__Assignment__. Reproduce the portion of the interview text that starts at "Allison – There" and ends at "reading his commentaries.".

__Document text__.
========
For example, teaching the synoptic problem is like giving a newlywed couple a book on urological pathology. If you start a love affair on the basis of pathology, you are going about it the wrong way. You need to start by telling the stories that turned the world upside down. You need to tell people the stories that teach people to know God. This is very different than teaching lay people the synoptic problem.

We’ve had 150 years of Abelardian “you have to know to believe.” We’ve gotten away from Anselm and Augustine, “You have to believe to be able to know.”

You would never fall in love if you did the Abelardian thing. You would observe your fiancee over time, write down how she reacted to you, test your hypothesis, and even then, you would never know if she really loved you. The only way to know her is to begin with some trust. If you don’t have some love for the object you are studying, you will never know it.

How can church members acquire such knowledge?
Allison – There is so much good literature available … [Twentieth century philosopher of science Michael] Polanyi has gone a long way toward breaking this Abelardian iceberg around Scripture. J.I. Packer’s Knowing God is a classic. I love Thomas Oden’s Ancient Christian Commentary series. Luther’s commentary on Galatians and Romans can still convert people. If you want to know what it means to be a new creature in Christ, and how we Pharisees still need to lay our burdens down, Luther’s commentary on Galatians still hasn’t been surpassed. The prejudice Episcopalians and Methodists have against Calvin can be resolved by reading his commentaries.

It’s very interesting that every recent school of thought that has come along about Scripture has the word “critical” in it. This means that Scripture is not the judge of me. I’m the judge of Scripture.

What is the role of the church in maintaining sound doctrine?
Allison – To maintain the boundaries, just as a family would tell a child not to eat a gross of Hershey bars before dinner or to race go-carts on I-95. The church teaches that ideas have consequences. Ideas and teachings can be very dangerous and cruel. There scarcely are any new heresies.

What is it that makes heresy a cruelty to Christians?
Allison – It panders to our worst inclinations.

C. FitzSimons Allison
C. FitzSimons
Allison speaking
What can church members do to counter the heretical drift of their hierarchies?
========
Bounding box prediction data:
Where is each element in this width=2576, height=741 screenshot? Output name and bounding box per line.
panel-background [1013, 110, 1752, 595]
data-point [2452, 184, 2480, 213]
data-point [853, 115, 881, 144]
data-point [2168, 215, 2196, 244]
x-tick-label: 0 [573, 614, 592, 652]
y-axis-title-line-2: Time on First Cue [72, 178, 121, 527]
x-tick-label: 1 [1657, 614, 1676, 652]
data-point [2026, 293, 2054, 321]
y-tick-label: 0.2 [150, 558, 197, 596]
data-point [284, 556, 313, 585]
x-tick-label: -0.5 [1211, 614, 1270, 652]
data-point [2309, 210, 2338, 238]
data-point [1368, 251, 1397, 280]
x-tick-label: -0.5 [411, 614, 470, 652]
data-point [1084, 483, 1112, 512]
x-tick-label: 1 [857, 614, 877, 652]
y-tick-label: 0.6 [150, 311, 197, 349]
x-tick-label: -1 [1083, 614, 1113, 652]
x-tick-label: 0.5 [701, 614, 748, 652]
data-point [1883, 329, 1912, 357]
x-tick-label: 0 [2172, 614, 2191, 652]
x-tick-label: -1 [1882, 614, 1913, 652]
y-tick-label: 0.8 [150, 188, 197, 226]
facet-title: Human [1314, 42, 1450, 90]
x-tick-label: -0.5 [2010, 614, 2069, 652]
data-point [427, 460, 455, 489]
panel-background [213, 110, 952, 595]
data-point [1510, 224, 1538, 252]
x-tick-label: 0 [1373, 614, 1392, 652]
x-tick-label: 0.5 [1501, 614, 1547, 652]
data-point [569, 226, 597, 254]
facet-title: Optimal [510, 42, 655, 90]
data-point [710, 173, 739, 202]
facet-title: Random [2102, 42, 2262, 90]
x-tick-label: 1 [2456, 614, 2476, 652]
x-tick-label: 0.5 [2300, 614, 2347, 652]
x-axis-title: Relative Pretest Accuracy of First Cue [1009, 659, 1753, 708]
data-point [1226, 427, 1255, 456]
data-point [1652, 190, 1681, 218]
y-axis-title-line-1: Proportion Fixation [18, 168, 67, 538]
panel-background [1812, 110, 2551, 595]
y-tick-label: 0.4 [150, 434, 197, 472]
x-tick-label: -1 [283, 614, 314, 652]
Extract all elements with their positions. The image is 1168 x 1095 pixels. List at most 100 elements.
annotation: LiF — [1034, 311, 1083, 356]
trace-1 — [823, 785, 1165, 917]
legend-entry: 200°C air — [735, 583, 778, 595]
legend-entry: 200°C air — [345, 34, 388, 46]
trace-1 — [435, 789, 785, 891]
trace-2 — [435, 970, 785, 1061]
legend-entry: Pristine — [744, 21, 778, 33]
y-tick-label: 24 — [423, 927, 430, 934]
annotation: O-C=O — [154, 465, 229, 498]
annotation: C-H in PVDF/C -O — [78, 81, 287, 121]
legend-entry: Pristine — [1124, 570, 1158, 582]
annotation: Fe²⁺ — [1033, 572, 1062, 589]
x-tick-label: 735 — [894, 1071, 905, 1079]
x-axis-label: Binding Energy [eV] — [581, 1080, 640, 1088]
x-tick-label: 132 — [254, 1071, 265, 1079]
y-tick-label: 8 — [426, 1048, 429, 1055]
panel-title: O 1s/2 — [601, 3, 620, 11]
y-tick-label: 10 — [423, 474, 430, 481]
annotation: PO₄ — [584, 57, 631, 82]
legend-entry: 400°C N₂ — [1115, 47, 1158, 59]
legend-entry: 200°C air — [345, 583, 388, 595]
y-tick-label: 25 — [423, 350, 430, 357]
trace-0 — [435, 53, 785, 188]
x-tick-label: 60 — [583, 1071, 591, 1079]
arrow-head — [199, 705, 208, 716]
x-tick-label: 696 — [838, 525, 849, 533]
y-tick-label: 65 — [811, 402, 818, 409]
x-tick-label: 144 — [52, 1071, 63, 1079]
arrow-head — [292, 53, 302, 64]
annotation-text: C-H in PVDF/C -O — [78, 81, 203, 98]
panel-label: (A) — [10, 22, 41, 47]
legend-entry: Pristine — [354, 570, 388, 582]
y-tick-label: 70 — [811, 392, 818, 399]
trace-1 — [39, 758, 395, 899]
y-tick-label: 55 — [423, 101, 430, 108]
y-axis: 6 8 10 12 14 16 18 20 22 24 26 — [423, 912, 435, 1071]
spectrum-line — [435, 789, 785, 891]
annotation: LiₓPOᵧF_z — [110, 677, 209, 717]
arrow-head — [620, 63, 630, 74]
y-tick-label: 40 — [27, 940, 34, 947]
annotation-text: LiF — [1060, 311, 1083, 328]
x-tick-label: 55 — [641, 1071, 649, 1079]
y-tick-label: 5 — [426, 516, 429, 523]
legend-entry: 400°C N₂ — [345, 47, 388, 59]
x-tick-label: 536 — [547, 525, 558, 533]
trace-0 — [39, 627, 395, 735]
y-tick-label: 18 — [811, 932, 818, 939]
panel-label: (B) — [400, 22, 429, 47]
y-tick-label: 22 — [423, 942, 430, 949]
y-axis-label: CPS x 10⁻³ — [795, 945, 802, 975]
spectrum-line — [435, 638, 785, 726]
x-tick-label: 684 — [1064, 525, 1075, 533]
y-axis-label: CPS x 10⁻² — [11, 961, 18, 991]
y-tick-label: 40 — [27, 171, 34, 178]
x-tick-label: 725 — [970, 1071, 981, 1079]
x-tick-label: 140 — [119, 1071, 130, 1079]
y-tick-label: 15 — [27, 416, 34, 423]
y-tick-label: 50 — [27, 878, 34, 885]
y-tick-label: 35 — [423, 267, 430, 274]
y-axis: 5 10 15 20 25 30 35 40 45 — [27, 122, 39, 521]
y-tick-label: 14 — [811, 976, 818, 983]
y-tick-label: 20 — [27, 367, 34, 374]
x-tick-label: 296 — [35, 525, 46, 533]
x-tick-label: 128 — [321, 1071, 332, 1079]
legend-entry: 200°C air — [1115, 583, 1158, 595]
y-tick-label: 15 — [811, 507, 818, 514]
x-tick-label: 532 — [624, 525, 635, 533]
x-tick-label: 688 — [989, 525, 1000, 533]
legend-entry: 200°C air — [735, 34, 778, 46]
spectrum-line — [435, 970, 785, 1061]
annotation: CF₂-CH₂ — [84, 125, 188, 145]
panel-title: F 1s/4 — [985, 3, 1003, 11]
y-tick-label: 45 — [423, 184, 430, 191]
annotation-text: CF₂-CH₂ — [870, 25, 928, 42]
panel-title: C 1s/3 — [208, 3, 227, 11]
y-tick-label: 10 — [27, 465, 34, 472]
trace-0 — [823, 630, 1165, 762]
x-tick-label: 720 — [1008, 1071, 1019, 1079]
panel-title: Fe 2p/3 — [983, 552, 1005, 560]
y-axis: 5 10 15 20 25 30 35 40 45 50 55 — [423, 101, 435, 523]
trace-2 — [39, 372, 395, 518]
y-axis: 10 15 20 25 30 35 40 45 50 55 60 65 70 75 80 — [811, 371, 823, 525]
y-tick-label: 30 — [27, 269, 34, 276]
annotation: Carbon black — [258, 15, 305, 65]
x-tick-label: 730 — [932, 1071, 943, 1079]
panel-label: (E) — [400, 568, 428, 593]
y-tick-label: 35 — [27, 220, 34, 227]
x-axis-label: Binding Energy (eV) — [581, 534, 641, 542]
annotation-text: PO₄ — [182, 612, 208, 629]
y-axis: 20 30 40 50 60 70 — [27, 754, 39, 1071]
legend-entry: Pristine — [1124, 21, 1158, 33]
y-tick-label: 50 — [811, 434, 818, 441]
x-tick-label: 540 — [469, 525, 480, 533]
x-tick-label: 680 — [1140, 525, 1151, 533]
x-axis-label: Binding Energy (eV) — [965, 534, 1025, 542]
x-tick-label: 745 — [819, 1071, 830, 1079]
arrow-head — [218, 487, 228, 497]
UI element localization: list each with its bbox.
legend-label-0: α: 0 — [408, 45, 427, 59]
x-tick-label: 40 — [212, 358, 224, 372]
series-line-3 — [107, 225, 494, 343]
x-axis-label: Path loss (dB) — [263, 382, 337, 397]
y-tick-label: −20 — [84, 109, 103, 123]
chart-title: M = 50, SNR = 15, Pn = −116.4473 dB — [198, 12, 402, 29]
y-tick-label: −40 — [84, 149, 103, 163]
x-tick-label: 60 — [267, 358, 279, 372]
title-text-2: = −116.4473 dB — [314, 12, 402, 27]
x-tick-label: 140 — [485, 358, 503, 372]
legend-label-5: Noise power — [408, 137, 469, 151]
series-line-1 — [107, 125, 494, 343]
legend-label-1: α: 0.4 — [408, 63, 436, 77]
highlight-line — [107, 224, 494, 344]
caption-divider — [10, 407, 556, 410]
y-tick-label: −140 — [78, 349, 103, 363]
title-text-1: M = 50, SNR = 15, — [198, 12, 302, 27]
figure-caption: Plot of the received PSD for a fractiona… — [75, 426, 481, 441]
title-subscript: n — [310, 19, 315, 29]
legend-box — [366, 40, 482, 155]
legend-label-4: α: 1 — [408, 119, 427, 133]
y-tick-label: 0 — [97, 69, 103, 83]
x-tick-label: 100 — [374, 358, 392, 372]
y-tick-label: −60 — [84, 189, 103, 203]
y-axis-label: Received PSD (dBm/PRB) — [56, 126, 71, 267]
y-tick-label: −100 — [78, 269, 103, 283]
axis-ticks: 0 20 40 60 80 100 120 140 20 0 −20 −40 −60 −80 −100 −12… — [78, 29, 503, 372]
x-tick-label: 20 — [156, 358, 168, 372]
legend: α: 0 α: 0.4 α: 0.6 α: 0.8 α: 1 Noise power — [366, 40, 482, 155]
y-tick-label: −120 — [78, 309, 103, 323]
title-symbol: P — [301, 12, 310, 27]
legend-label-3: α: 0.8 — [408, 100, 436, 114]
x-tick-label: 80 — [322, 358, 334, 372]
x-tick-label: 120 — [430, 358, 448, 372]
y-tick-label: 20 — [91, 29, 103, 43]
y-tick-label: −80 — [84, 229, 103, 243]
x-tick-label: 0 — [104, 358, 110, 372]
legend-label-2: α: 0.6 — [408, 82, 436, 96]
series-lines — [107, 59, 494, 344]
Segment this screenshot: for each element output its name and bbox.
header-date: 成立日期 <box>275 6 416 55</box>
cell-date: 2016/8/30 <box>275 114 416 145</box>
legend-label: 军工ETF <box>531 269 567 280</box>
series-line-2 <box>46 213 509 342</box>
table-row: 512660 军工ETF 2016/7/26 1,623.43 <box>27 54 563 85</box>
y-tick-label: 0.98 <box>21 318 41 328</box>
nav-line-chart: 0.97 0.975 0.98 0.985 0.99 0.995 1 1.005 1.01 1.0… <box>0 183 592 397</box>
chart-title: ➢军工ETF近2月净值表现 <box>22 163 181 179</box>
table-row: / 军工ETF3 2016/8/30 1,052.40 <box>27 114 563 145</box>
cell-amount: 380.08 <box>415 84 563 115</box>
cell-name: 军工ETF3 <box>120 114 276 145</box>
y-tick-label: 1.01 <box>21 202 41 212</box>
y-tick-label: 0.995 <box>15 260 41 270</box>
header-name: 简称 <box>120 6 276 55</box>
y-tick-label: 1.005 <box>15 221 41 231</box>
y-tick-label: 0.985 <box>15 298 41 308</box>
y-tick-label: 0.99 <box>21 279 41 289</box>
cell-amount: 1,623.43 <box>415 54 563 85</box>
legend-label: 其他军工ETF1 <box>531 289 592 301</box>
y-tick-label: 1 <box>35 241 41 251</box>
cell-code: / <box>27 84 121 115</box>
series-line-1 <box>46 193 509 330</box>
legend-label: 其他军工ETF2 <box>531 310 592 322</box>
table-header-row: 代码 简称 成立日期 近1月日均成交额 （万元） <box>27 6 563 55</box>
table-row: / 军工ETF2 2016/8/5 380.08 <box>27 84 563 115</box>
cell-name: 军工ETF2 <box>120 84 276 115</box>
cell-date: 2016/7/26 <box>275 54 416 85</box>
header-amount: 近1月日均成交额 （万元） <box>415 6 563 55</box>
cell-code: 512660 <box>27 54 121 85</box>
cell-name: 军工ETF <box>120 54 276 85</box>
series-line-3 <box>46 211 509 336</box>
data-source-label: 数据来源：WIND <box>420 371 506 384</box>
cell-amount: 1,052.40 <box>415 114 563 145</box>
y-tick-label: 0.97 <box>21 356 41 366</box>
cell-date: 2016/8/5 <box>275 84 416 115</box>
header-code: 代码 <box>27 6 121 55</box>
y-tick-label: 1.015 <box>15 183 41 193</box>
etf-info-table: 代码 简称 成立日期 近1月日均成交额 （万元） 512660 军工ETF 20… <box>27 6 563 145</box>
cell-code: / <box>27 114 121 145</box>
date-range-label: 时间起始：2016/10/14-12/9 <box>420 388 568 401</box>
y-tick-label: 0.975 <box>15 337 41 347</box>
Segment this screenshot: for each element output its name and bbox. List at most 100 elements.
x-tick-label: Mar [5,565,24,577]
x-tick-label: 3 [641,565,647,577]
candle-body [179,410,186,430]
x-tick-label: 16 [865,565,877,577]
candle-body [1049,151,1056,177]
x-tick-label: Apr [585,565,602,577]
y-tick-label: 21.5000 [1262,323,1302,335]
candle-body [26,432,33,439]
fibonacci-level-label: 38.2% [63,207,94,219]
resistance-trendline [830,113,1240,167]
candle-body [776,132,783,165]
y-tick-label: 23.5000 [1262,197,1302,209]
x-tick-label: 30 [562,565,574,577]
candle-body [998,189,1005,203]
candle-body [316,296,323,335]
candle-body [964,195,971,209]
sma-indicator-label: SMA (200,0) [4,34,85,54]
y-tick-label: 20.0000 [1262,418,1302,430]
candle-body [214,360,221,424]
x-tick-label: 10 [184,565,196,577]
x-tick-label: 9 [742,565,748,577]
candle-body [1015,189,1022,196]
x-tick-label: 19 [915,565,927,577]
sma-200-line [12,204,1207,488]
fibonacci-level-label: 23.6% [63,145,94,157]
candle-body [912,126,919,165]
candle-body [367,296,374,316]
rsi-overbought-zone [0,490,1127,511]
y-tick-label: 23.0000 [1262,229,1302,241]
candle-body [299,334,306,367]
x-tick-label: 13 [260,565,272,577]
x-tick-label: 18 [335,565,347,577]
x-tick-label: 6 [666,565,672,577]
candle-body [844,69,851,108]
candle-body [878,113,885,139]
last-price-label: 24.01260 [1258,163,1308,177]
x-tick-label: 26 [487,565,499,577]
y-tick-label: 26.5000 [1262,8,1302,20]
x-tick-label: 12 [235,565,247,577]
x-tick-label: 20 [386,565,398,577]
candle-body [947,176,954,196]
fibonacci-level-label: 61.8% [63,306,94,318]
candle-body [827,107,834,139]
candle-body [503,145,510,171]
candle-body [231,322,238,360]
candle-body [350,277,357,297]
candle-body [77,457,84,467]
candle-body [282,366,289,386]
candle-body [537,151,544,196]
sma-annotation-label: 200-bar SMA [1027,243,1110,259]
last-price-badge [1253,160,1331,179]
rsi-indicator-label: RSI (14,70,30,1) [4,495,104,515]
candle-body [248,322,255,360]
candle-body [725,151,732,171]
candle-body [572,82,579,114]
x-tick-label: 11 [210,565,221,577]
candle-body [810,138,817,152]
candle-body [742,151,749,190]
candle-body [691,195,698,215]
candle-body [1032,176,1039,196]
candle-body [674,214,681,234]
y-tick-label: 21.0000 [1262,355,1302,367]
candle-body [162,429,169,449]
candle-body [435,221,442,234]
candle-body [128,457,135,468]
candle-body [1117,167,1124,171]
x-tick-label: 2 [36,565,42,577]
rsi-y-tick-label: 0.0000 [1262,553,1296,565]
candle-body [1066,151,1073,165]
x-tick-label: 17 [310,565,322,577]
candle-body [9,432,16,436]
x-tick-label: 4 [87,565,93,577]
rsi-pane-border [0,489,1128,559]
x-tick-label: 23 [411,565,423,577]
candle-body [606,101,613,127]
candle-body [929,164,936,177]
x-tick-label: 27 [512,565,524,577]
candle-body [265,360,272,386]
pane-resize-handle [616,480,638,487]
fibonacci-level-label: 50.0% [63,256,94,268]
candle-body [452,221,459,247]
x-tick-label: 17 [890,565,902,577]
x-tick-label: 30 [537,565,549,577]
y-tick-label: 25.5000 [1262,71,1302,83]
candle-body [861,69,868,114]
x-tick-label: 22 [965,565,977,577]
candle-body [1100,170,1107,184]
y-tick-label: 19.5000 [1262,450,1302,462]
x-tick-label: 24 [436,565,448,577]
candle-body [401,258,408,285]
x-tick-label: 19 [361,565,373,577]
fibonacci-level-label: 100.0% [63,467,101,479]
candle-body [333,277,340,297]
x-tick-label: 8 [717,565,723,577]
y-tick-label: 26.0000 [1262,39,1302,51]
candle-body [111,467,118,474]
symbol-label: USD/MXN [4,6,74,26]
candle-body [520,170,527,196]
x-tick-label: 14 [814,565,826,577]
========
__Task output__.
Allison – There is so much good literature available … [Twentieth century philosopher of science Michael] Polanyi has gone a long way toward breaking this Abelardian iceberg around Scripture. J.I. Packer’s Knowing God is a classic. I love Thomas Oden’s Ancient Christian Commentary series. Luther’s commentary on Galatians and Romans can still convert people. If you want to know what it means to be a new creature in Christ, and how we Pharisees still need to lay our burdens down, Luther’s commentary on Galatians still hasn’t been surpassed. The prejudice Episcopalians and Methodists have against Calvin can be resolved by reading his commentaries.